Collected data
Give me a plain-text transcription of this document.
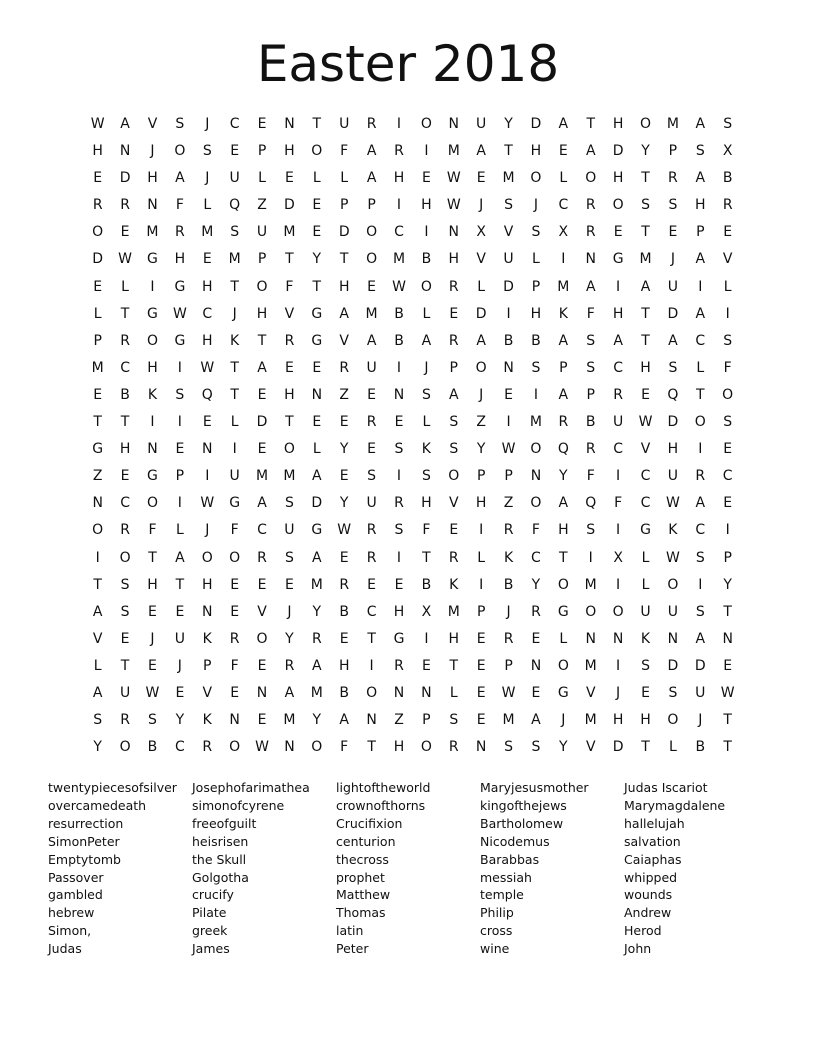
Easter 2018
W	A	V	S	J	C	E	N	T	U	R	I	O	N	U	Y	D	A	T	H	O	M	A	S
H	N	J	O	S	E	P	H	O	F	A	R	I	M	A	T	H	E	A	D	Y	P	S	X
E	D	H	A	J	U	L	E	L	L	A	H	E	W	E	M	O	L	O	H	T	R	A	B
R	R	N	F	L	Q	Z	D	E	P	P	I	H	W	J	S	J	C	R	O	S	S	H	R
O	E	M	R	M	S	U	M	E	D	O	C	I	N	X	V	S	X	R	E	T	E	P	E
D	W	G	H	E	M	P	T	Y	T	O	M	B	H	V	U	L	I	N	G	M	J	A	V
E	L	I	G	H	T	O	F	T	H	E	W	O	R	L	D	P	M	A	I	A	U	I	L
L	T	G	W	C	J	H	V	G	A	M	B	L	E	D	I	H	K	F	H	T	D	A	I
P	R	O	G	H	K	T	R	G	V	A	B	A	R	A	B	B	A	S	A	T	A	C	S
M	C	H	I	W	T	A	E	E	R	U	I	J	P	O	N	S	P	S	C	H	S	L	F
E	B	K	S	Q	T	E	H	N	Z	E	N	S	A	J	E	I	A	P	R	E	Q	T	O
T	T	I	I	E	L	D	T	E	E	R	E	L	S	Z	I	M	R	B	U	W	D	O	S
G	H	N	E	N	I	E	O	L	Y	E	S	K	S	Y	W	O	Q	R	C	V	H	I	E
Z	E	G	P	I	U	M	M	A	E	S	I	S	O	P	P	N	Y	F	I	C	U	R	C
N	C	O	I	W	G	A	S	D	Y	U	R	H	V	H	Z	O	A	Q	F	C	W	A	E
O	R	F	L	J	F	C	U	G	W	R	S	F	E	I	R	F	H	S	I	G	K	C	I
I	O	T	A	O	O	R	S	A	E	R	I	T	R	L	K	C	T	I	X	L	W	S	P
T	S	H	T	H	E	E	E	M	R	E	E	B	K	I	B	Y	O	M	I	L	O	I	Y
A	S	E	E	N	E	V	J	Y	B	C	H	X	M	P	J	R	G	O	O	U	U	S	T
V	E	J	U	K	R	O	Y	R	E	T	G	I	H	E	R	E	L	N	N	K	N	A	N
L	T	E	J	P	F	E	R	A	H	I	R	E	T	E	P	N	O	M	I	S	D	D	E
A	U	W	E	V	E	N	A	M	B	O	N	N	L	E	W	E	G	V	J	E	S	U	W
S	R	S	Y	K	N	E	M	Y	A	N	Z	P	S	E	M	A	J	M	H	H	O	J	T
Y	O	B	C	R	O	W	N	O	F	T	H	O	R	N	S	S	Y	V	D	T	L	B	T
twentypiecesofsilver
overcamedeath
resurrection
SimonPeter
Emptytomb
Passover
gambled
hebrew
Simon,
Judas
Josephofarimathea
simonofcyrene
freeofguilt
heisrisen
the Skull
Golgotha
crucify
Pilate
greek
James
lightoftheworld
crownofthorns
Crucifixion
centurion
thecross
prophet
Matthew
Thomas
latin
Peter
Maryjesusmother
kingofthejews
Bartholomew
Nicodemus
Barabbas
messiah
temple
Philip
cross
wine
Judas Iscariot
Marymagdalene
hallelujah
salvation
Caiaphas
whipped
wounds
Andrew
Herod
John
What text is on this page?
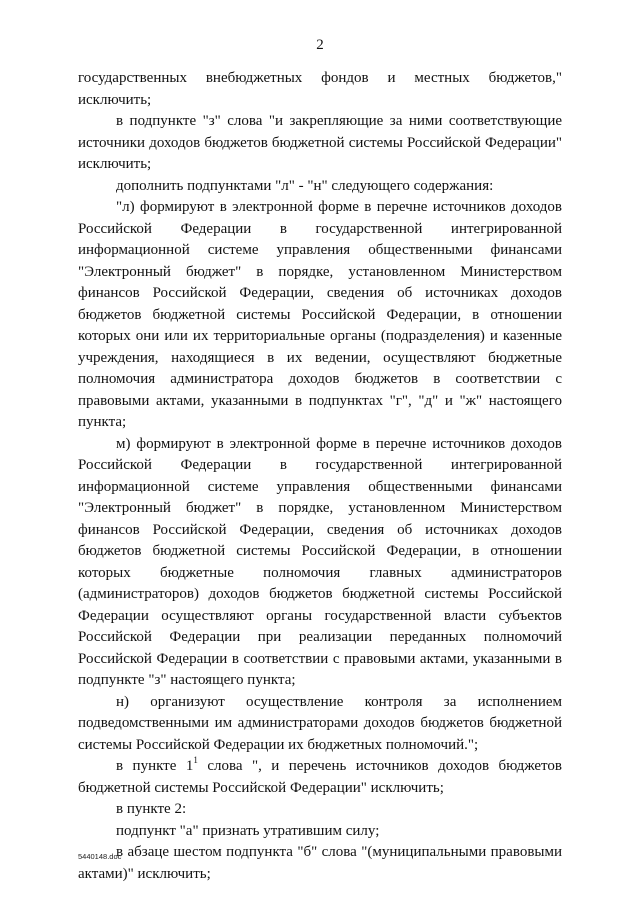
2

государственных внебюджетных фондов и местных бюджетов," исключить;

в подпункте "з" слова "и закрепляющие за ними соответствующие источники доходов бюджетов бюджетной системы Российской Федерации" исключить;

дополнить подпунктами "л" - "н" следующего содержания:

"л) формируют в электронной форме в перечне источников доходов Российской Федерации в государственной интегрированной информационной системе управления общественными финансами "Электронный бюджет" в порядке, установленном Министерством финансов Российской Федерации, сведения об источниках доходов бюджетов бюджетной системы Российской Федерации, в отношении которых они или их территориальные органы (подразделения) и казенные учреждения, находящиеся в их ведении, осуществляют бюджетные полномочия администратора доходов бюджетов в соответствии с правовыми актами, указанными в подпунктах "г", "д" и "ж" настоящего пункта;

м) формируют в электронной форме в перечне источников доходов Российской Федерации в государственной интегрированной информационной системе управления общественными финансами "Электронный бюджет" в порядке, установленном Министерством финансов Российской Федерации, сведения об источниках доходов бюджетов бюджетной системы Российской Федерации, в отношении которых бюджетные полномочия главных администраторов (администраторов) доходов бюджетов бюджетной системы Российской Федерации осуществляют органы государственной власти субъектов Российской Федерации при реализации переданных полномочий Российской Федерации в соответствии с правовыми актами, указанными в подпункте "з" настоящего пункта;

н) организуют осуществление контроля за исполнением подведомственными им администраторами доходов бюджетов бюджетной системы Российской Федерации их бюджетных полномочий.";

в пункте $1^1$ слова ", и перечень источников доходов бюджетов бюджетной системы Российской Федерации" исключить;

в пункте 2:

подпункт "а" признать утратившим силу;

в абзаце шестом подпункта "б" слова "(муниципальными правовыми актами)" исключить;

5440148.doc
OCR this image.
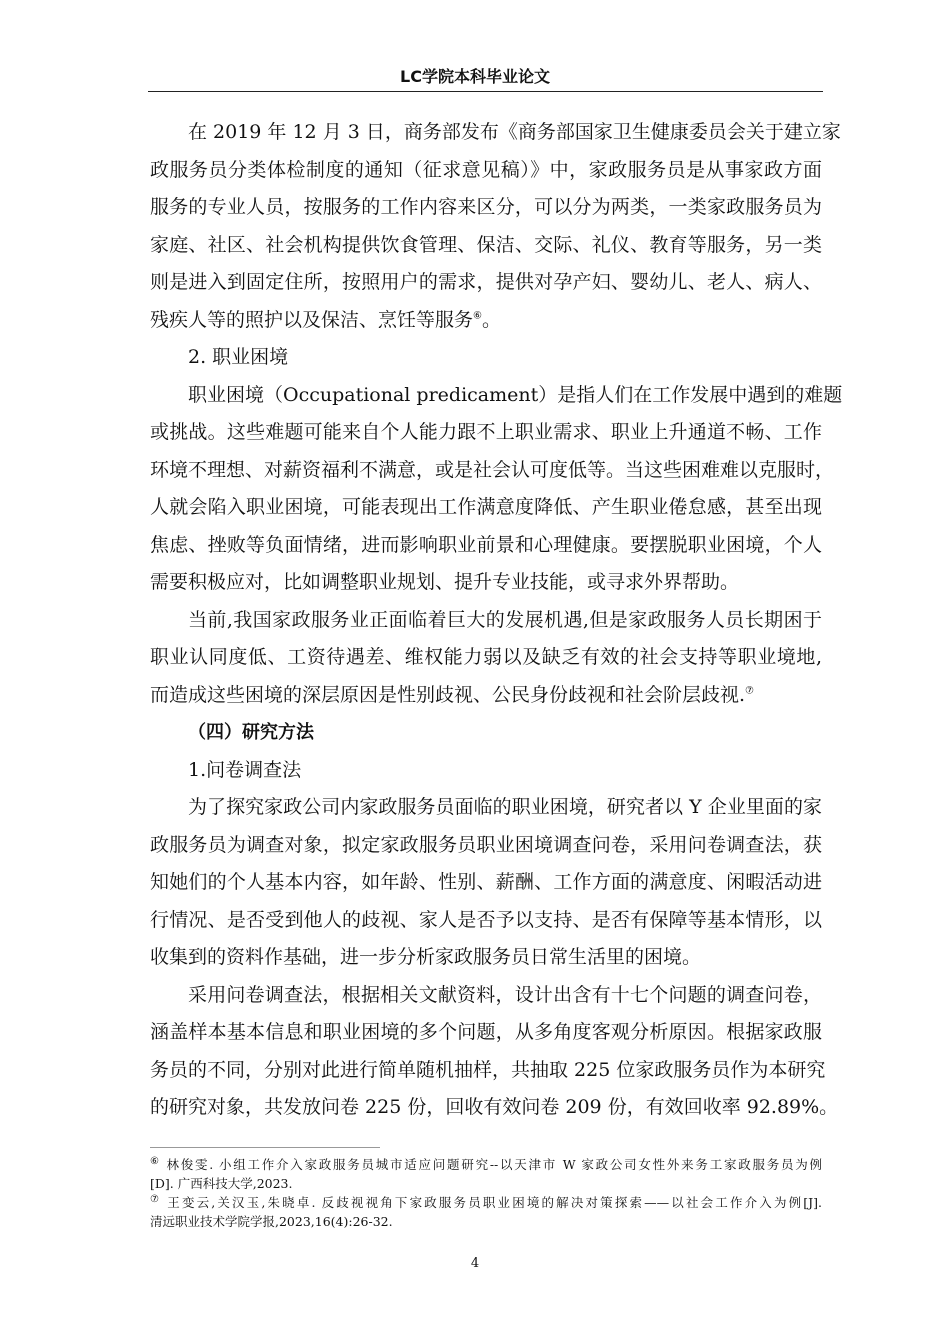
LC学院本科毕业论文
在 2019 年 12 月 3 日，商务部发布《商务部国家卫生健康委员会关于建立家
政服务员分类体检制度的通知（征求意见稿）》中，家政服务员是从事家政方面
服务的专业人员，按服务的工作内容来区分，可以分为两类，一类家政服务员为
家庭、社区、社会机构提供饮食管理、保洁、交际、礼仪、教育等服务，另一类
则是进入到固定住所，按照用户的需求，提供对孕产妇、婴幼儿、老人、病人、
残疾人等的照护以及保洁、烹饪等服务⑥。
2. 职业困境
职业困境（Occupational predicament）是指人们在工作发展中遇到的难题
或挑战。这些难题可能来自个人能力跟不上职业需求、职业上升通道不畅、工作
环境不理想、对薪资福利不满意，或是社会认可度低等。当这些困难难以克服时，
人就会陷入职业困境，可能表现出工作满意度降低、产生职业倦怠感，甚至出现
焦虑、挫败等负面情绪，进而影响职业前景和心理健康。要摆脱职业困境，个人
需要积极应对，比如调整职业规划、提升专业技能，或寻求外界帮助。
当前,我国家政服务业正面临着巨大的发展机遇,但是家政服务人员长期困于
职业认同度低、工资待遇差、维权能力弱以及缺乏有效的社会支持等职业境地,
而造成这些困境的深层原因是性别歧视、公民身份歧视和社会阶层歧视.⑦
（四）研究方法
1.问卷调查法
为了探究家政公司内家政服务员面临的职业困境，研究者以 Y 企业里面的家
政服务员为调查对象，拟定家政服务员职业困境调查问卷，采用问卷调查法，获
知她们的个人基本内容，如年龄、性别、薪酬、工作方面的满意度、闲暇活动进
行情况、是否受到他人的歧视、家人是否予以支持、是否有保障等基本情形，以
收集到的资料作基础，进一步分析家政服务员日常生活里的困境。
采用问卷调查法，根据相关文献资料，设计出含有十七个问题的调查问卷，
涵盖样本基本信息和职业困境的多个问题，从多角度客观分析原因。根据家政服
务员的不同，分别对此进行简单随机抽样，共抽取 225 位家政服务员作为本研究
的研究对象，共发放问卷 225 份，回收有效问卷 209 份，有效回收率 92.89%。
⑥ 林俊雯. 小组工作介入家政服务员城市适应问题研究--以天津市 W 家政公司女性外来务工家政服务员为例
[D]. 广西科技大学,2023.
⑦ 王变云,关汉玉,朱晓卓. 反歧视视角下家政服务员职业困境的解决对策探索——以社会工作介入为例[J].
清远职业技术学院学报,2023,16(4):26-32.
4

#### PROBLEM DESCRIPTION
Repeat exactly the lines above, from the line containing "OCR this image." through the last line of the records, inclusive; omit any pictures.

#### WRITTEN ANSWER
OCR this image.
LC学院本科毕业论文
在 2019 年 12 月 3 日，商务部发布《商务部国家卫生健康委员会关于建立家
政服务员分类体检制度的通知（征求意见稿）》中，家政服务员是从事家政方面
服务的专业人员，按服务的工作内容来区分，可以分为两类，一类家政服务员为
家庭、社区、社会机构提供饮食管理、保洁、交际、礼仪、教育等服务，另一类
则是进入到固定住所，按照用户的需求，提供对孕产妇、婴幼儿、老人、病人、
残疾人等的照护以及保洁、烹饪等服务⑥。
2. 职业困境
职业困境（Occupational predicament）是指人们在工作发展中遇到的难题
或挑战。这些难题可能来自个人能力跟不上职业需求、职业上升通道不畅、工作
环境不理想、对薪资福利不满意，或是社会认可度低等。当这些困难难以克服时，
人就会陷入职业困境，可能表现出工作满意度降低、产生职业倦怠感，甚至出现
焦虑、挫败等负面情绪，进而影响职业前景和心理健康。要摆脱职业困境，个人
需要积极应对，比如调整职业规划、提升专业技能，或寻求外界帮助。
当前,我国家政服务业正面临着巨大的发展机遇,但是家政服务人员长期困于
职业认同度低、工资待遇差、维权能力弱以及缺乏有效的社会支持等职业境地,
而造成这些困境的深层原因是性别歧视、公民身份歧视和社会阶层歧视.⑦
（四）研究方法
1.问卷调查法
为了探究家政公司内家政服务员面临的职业困境，研究者以 Y 企业里面的家
政服务员为调查对象，拟定家政服务员职业困境调查问卷，采用问卷调查法，获
知她们的个人基本内容，如年龄、性别、薪酬、工作方面的满意度、闲暇活动进
行情况、是否受到他人的歧视、家人是否予以支持、是否有保障等基本情形，以
收集到的资料作基础，进一步分析家政服务员日常生活里的困境。
采用问卷调查法，根据相关文献资料，设计出含有十七个问题的调查问卷，
涵盖样本基本信息和职业困境的多个问题，从多角度客观分析原因。根据家政服
务员的不同，分别对此进行简单随机抽样，共抽取 225 位家政服务员作为本研究
的研究对象，共发放问卷 225 份，回收有效问卷 209 份，有效回收率 92.89%。
⑥ 林俊雯. 小组工作介入家政服务员城市适应问题研究--以天津市 W 家政公司女性外来务工家政服务员为例
[D]. 广西科技大学,2023.
⑦ 王变云,关汉玉,朱晓卓. 反歧视视角下家政服务员职业困境的解决对策探索——以社会工作介入为例[J].
清远职业技术学院学报,2023,16(4):26-32.
4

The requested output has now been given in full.